Written problem
Provide an exact transcription of all the records.

Dataset listings of figures
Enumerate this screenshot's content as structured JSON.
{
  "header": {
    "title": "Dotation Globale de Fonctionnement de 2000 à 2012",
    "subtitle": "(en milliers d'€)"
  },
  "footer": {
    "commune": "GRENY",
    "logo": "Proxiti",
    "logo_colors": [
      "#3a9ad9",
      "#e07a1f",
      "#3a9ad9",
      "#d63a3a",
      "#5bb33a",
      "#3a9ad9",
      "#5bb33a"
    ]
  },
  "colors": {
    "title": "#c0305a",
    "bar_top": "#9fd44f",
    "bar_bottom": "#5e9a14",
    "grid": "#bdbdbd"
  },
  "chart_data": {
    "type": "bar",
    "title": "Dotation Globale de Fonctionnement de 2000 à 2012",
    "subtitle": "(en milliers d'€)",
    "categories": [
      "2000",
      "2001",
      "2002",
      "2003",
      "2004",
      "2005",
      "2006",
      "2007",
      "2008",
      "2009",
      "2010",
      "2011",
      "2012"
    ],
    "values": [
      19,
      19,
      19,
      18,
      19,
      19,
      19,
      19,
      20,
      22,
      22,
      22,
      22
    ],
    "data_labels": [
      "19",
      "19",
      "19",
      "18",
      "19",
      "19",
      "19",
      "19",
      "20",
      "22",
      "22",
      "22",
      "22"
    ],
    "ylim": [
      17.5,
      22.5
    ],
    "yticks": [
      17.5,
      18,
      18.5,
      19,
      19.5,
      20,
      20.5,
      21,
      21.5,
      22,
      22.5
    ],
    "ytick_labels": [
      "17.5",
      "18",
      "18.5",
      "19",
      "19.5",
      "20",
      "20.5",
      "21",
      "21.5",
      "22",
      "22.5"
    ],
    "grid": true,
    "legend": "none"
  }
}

Task output
Enumerate this screenshot's content as structured JSON.
{
  "header": {
    "title": "Dotation Globale de Fonctionnement de 2000 à 2012",
    "subtitle": "(en milliers d'€)"
  },
  "footer": {
    "commune": "GRENY",
    "logo": "Proxiti",
    "logo_colors": [
      "#3a9ad9",
      "#e07a1f",
      "#3a9ad9",
      "#d63a3a",
      "#5bb33a",
      "#3a9ad9",
      "#5bb33a"
    ]
  },
  "colors": {
    "title": "#c0305a",
    "bar_top": "#9fd44f",
    "bar_bottom": "#5e9a14",
    "grid": "#bdbdbd"
  },
  "chart_data": {
    "type": "bar",
    "title": "Dotation Globale de Fonctionnement de 2000 à 2012",
    "subtitle": "(en milliers d'€)",
    "categories": [
      "2000",
      "2001",
      "2002",
      "2003",
      "2004",
      "2005",
      "2006",
      "2007",
      "2008",
      "2009",
      "2010",
      "2011",
      "2012"
    ],
    "values": [
      19,
      19,
      19,
      18,
      19,
      19,
      19,
      19,
      20,
      22,
      22,
      22,
      22
    ],
    "data_labels": [
      "19",
      "19",
      "19",
      "18",
      "19",
      "19",
      "19",
      "19",
      "20",
      "22",
      "22",
      "22",
      "22"
    ],
    "ylim": [
      17.5,
      22.5
    ],
    "yticks": [
      17.5,
      18,
      18.5,
      19,
      19.5,
      20,
      20.5,
      21,
      21.5,
      22,
      22.5
    ],
    "ytick_labels": [
      "17.5",
      "18",
      "18.5",
      "19",
      "19.5",
      "20",
      "20.5",
      "21",
      "21.5",
      "22",
      "22.5"
    ],
    "grid": true,
    "legend": "none"
  }
}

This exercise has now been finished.